──────── ENTRIES SHOWN
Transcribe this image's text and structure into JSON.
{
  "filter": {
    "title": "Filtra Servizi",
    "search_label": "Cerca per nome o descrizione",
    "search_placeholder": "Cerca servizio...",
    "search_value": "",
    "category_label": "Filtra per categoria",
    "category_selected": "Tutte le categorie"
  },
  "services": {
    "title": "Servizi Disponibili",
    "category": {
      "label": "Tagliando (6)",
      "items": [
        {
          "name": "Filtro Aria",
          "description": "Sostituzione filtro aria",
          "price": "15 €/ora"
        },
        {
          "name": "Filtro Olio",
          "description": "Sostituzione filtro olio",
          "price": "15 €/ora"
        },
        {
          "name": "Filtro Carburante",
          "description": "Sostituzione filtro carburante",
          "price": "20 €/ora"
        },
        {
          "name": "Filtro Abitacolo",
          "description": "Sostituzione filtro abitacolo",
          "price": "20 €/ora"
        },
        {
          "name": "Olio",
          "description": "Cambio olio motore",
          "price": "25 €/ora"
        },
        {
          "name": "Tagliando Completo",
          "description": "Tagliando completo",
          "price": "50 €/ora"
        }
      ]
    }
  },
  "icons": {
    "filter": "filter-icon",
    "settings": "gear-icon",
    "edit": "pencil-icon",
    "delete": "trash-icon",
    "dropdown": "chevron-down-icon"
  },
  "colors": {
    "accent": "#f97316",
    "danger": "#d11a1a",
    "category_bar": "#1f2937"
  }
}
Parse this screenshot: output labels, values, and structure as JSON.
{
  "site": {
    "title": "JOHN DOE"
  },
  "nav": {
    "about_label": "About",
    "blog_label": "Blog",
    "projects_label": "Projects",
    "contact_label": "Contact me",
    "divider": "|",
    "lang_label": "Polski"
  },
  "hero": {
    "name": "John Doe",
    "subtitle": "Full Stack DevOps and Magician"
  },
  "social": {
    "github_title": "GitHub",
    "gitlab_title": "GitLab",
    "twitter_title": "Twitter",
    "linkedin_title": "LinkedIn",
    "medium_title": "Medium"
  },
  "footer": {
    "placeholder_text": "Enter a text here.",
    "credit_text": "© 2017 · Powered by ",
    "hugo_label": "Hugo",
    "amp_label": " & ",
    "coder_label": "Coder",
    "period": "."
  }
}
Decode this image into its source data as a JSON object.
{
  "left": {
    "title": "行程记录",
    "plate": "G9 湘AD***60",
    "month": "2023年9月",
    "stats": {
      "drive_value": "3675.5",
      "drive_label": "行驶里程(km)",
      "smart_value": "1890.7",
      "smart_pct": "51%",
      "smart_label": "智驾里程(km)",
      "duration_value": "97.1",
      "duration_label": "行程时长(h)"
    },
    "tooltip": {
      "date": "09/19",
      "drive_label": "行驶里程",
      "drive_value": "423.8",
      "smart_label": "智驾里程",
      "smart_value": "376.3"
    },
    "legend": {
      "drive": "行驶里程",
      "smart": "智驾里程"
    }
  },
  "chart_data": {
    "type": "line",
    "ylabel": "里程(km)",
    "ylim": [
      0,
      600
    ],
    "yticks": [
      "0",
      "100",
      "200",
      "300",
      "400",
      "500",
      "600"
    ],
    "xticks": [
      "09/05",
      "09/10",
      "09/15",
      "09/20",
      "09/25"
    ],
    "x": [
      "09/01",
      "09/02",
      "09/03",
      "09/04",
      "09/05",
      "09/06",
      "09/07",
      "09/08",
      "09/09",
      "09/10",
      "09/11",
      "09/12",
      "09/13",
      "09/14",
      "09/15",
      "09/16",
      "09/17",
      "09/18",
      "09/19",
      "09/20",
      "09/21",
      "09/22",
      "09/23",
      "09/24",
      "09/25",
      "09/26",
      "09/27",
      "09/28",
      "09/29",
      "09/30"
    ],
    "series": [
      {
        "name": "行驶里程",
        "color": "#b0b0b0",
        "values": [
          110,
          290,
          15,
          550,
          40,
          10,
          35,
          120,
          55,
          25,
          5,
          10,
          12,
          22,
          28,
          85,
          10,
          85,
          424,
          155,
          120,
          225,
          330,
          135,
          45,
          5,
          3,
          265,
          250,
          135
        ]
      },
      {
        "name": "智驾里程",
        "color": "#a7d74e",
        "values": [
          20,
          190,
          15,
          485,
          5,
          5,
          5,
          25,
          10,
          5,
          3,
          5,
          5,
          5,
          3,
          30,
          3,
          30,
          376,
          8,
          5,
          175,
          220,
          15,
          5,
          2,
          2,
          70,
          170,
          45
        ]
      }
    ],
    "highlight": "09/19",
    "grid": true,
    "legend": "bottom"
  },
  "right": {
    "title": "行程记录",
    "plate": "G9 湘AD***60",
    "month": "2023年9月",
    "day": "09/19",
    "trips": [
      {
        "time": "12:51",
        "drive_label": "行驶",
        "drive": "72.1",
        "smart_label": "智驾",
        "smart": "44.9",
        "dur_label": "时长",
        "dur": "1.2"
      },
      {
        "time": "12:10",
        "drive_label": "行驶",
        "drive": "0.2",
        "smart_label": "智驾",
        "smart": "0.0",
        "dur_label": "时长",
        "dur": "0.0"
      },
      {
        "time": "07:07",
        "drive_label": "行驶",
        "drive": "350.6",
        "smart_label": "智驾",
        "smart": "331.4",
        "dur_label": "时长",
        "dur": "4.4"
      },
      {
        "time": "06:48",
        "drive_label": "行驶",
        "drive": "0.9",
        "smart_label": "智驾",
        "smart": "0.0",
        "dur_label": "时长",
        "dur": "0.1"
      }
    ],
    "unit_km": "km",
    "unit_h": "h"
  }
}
────────────────
Go through the entries and return each line where the word "this" appears.

WRITTEN RESPONSE.
Transcribe this image's text and structure into JSON.
Parse this screenshot: output labels, values, and structure as JSON.
Decode this image into its source data as a JSON object.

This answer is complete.